[Saved data entries]
• • • • • • •

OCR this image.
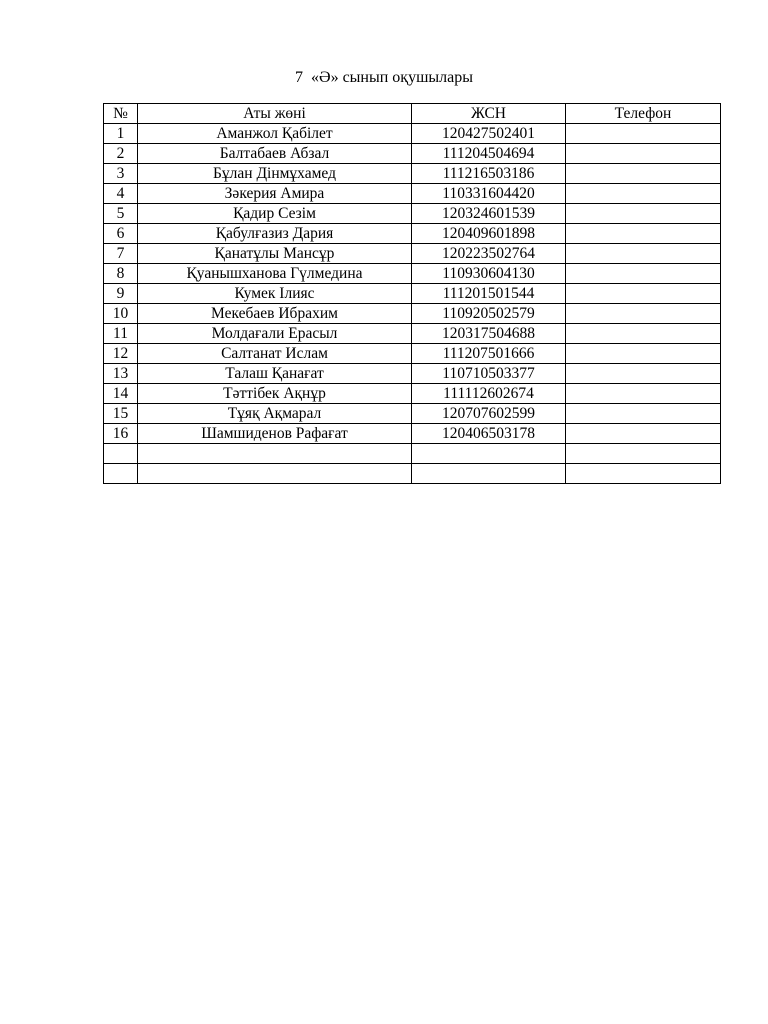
7  «Ә» сынып оқушылары
№	Аты жөні	ЖСН	Телефон
1	Аманжол Қабілет	120427502401	
2	Балтабаев Абзал	111204504694	
3	Бұлан Дінмұхамед	111216503186	
4	Зәкерия Амира	110331604420	
5	Қадир Сезім	120324601539	
6	Қабулғазиз Дария	120409601898	
7	Қанатұлы Мансұр	120223502764	
8	Қуанышханова Гүлмедина	110930604130	
9	Кумек Ілияс	111201501544	
10	Мекебаев Ибрахим	110920502579	
11	Молдағали Ерасыл	120317504688	
12	Салтанат Ислам	111207501666	
13	Талаш Қанағат	110710503377	
14	Тәттібек Ақнұр	111112602674	
15	Тұяқ Ақмарал	120707602599	
16	Шамшиденов Рафағат	120406503178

• • • • • • •

- What you have to do: Write the records out once more, exactly as they appear, with no pictures.

- Answer to this problem:
OCR this image.
7  «Ә» сынып оқушылары
№	Аты жөні	ЖСН	Телефон
1	Аманжол Қабілет	120427502401	
2	Балтабаев Абзал	111204504694	
3	Бұлан Дінмұхамед	111216503186	
4	Зәкерия Амира	110331604420	
5	Қадир Сезім	120324601539	
6	Қабулғазиз Дария	120409601898	
7	Қанатұлы Мансұр	120223502764	
8	Қуанышханова Гүлмедина	110930604130	
9	Кумек Ілияс	111201501544	
10	Мекебаев Ибрахим	110920502579	
11	Молдағали Ерасыл	120317504688	
12	Салтанат Ислам	111207501666	
13	Талаш Қанағат	110710503377	
14	Тәттібек Ақнұр	111112602674	
15	Тұяқ Ақмарал	120707602599	
16	Шамшиденов Рафағат	120406503178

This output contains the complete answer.